## BEGIN Extracted entries
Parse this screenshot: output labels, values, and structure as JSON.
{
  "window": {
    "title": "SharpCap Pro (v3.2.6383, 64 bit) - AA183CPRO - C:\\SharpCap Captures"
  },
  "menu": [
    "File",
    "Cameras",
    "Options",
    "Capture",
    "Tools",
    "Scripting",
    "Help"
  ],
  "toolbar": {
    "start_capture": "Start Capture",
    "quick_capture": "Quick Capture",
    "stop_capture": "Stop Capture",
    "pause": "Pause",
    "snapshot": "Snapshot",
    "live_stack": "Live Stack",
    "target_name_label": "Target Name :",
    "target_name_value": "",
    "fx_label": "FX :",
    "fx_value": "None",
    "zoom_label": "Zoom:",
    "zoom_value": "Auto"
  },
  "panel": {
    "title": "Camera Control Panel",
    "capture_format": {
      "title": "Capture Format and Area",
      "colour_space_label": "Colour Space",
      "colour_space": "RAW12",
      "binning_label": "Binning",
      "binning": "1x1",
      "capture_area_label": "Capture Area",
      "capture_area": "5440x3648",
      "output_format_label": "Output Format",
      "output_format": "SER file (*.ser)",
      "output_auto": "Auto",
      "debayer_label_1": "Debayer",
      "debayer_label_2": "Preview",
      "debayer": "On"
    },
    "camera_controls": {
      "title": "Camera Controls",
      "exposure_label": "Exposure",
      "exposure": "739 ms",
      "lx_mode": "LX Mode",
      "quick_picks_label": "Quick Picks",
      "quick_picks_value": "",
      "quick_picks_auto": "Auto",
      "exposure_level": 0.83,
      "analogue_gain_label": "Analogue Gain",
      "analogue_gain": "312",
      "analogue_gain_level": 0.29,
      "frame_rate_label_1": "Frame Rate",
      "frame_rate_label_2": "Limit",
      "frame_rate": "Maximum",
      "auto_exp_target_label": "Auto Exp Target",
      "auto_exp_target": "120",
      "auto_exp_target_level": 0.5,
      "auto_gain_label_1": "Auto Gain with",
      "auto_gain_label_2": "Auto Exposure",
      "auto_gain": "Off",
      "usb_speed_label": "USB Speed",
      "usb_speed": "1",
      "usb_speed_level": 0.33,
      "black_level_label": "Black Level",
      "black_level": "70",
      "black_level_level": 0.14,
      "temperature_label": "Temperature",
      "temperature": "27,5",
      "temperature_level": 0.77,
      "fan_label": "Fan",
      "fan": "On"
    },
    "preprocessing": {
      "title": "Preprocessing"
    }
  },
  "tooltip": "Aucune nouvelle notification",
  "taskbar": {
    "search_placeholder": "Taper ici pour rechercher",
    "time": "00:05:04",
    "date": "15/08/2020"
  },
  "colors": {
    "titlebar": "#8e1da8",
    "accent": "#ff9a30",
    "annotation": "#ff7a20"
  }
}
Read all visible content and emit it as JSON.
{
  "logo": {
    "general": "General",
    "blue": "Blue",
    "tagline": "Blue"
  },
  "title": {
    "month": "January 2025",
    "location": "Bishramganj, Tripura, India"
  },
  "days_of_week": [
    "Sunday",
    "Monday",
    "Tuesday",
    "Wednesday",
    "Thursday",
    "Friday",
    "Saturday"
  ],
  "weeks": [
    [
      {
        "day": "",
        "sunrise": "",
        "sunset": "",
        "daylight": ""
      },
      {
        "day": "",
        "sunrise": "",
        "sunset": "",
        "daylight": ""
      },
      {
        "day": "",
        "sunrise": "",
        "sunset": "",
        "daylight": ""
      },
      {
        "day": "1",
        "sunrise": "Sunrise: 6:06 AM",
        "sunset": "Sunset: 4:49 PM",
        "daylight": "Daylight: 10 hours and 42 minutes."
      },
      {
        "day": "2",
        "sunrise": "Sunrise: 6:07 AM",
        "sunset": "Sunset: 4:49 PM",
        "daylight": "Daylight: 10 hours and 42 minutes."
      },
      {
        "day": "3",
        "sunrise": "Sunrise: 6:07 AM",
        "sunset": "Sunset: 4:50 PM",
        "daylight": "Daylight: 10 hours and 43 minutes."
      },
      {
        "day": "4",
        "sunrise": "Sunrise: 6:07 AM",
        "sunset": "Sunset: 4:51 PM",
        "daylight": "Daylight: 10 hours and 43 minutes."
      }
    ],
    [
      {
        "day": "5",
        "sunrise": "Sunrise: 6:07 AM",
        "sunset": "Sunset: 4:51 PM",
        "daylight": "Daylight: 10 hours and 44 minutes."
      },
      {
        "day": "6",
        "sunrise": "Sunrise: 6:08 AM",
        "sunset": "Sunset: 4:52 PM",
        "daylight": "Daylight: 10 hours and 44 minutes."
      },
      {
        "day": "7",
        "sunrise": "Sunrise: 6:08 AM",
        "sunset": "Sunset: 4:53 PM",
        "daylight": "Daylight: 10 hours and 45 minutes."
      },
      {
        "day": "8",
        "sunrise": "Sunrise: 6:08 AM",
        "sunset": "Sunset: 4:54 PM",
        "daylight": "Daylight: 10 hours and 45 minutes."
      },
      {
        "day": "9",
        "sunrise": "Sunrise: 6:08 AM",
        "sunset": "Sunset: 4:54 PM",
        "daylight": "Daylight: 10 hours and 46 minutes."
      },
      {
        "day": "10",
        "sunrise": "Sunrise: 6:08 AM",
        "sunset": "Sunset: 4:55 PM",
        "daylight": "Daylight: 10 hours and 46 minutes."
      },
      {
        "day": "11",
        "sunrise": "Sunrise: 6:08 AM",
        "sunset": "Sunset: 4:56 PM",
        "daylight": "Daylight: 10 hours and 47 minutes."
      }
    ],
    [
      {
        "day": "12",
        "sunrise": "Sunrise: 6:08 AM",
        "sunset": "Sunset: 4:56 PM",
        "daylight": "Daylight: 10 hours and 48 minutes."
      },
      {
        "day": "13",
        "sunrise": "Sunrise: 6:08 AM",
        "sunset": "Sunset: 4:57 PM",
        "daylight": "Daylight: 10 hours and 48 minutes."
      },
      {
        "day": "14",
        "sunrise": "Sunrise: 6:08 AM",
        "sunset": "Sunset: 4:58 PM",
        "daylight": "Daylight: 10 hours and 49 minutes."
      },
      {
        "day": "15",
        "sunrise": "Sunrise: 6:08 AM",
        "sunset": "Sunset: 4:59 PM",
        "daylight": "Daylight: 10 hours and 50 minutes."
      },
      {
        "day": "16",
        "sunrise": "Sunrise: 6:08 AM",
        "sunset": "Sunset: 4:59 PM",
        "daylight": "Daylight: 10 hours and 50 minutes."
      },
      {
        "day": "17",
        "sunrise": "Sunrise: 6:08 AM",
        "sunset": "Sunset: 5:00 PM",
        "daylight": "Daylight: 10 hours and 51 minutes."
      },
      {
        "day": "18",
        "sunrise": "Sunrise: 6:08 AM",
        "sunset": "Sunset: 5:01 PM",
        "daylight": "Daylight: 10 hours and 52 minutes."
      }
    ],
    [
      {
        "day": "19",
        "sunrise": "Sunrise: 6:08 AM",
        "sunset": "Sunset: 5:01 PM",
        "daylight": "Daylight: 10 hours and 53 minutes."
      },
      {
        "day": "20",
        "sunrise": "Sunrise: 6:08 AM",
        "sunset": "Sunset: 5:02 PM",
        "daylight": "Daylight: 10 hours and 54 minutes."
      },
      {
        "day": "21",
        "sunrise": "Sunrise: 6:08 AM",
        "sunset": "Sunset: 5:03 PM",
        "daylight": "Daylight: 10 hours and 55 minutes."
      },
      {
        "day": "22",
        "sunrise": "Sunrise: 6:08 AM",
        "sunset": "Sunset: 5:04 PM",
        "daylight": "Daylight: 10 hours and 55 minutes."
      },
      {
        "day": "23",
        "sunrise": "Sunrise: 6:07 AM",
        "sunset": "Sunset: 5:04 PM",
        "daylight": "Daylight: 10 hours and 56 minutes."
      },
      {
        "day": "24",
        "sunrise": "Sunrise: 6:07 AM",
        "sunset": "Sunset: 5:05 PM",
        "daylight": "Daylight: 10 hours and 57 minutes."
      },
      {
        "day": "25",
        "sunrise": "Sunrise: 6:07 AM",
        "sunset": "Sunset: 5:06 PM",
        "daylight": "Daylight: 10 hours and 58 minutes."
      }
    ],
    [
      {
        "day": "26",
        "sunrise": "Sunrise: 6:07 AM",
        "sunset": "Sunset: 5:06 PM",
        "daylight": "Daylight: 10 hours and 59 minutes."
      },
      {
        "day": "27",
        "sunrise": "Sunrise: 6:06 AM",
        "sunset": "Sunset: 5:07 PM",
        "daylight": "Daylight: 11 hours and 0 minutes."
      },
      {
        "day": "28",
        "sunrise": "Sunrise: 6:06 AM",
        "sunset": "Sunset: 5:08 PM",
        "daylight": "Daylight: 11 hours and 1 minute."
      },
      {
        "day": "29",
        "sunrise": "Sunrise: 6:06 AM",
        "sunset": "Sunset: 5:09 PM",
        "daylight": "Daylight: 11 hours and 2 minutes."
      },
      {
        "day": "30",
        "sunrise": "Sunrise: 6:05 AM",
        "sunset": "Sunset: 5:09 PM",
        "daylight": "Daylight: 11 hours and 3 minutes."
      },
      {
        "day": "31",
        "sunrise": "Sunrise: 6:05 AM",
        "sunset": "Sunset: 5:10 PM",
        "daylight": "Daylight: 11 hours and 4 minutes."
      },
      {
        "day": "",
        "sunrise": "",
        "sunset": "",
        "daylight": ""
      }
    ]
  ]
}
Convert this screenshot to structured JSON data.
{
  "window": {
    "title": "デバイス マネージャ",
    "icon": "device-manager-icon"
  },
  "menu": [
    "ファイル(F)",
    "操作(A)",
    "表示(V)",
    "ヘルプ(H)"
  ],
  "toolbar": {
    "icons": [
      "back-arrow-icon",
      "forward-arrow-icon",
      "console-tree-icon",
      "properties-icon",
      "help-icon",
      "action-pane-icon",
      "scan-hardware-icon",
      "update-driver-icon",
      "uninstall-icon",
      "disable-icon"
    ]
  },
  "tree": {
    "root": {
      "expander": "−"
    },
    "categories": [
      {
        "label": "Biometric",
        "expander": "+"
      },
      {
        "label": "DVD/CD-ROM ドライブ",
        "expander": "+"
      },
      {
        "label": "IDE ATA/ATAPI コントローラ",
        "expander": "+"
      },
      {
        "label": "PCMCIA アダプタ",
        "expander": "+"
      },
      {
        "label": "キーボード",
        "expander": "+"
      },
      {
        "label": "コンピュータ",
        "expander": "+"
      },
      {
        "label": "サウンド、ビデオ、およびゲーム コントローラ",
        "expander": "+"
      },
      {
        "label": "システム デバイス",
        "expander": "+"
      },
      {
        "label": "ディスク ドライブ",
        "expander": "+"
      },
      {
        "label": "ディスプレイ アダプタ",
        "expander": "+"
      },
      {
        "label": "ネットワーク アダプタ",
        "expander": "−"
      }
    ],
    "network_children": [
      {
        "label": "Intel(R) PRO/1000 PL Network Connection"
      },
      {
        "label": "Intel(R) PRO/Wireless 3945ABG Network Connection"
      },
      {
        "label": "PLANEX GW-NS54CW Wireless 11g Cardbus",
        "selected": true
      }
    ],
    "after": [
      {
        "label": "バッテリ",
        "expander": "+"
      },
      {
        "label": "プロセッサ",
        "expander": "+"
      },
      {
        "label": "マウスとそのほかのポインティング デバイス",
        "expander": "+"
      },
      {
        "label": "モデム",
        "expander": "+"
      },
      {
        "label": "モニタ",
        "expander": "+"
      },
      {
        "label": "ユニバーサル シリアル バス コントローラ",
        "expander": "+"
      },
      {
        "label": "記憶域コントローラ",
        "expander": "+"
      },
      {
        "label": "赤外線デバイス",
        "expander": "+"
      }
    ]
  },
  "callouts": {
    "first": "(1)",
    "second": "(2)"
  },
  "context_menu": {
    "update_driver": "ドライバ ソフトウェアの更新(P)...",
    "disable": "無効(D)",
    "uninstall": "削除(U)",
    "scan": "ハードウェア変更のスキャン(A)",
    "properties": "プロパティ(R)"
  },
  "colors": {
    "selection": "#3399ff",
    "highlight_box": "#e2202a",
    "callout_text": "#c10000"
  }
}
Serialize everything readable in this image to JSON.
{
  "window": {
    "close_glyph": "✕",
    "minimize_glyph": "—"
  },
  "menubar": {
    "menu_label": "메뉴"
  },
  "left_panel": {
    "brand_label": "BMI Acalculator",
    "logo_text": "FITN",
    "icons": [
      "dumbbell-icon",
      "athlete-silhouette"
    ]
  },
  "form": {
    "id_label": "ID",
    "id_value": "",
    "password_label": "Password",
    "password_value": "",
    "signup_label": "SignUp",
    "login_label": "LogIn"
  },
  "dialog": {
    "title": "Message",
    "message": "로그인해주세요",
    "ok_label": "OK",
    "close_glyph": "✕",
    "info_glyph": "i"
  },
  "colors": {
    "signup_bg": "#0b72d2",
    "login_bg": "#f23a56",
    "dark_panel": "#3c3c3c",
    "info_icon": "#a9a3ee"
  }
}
## END Extracted entries
Quote only the lines from the line containing "Serialize everything readable" through the end of the entries, keeping the first and the last.

Serialize everything readable in this image to JSON.
{
  "window": {
    "close_glyph": "✕",
    "minimize_glyph": "—"
  },
  "menubar": {
    "menu_label": "메뉴"
  },
  "left_panel": {
    "brand_label": "BMI Acalculator",
    "logo_text": "FITN",
    "icons": [
      "dumbbell-icon",
      "athlete-silhouette"
    ]
  },
  "form": {
    "id_label": "ID",
    "id_value": "",
    "password_label": "Password",
    "password_value": "",
    "signup_label": "SignUp",
    "login_label": "LogIn"
  },
  "dialog": {
    "title": "Message",
    "message": "로그인해주세요",
    "ok_label": "OK",
    "close_glyph": "✕",
    "info_glyph": "i"
  },
  "colors": {
    "signup_bg": "#0b72d2",
    "login_bg": "#f23a56",
    "dark_panel": "#3c3c3c",
    "info_icon": "#a9a3ee"
  }
}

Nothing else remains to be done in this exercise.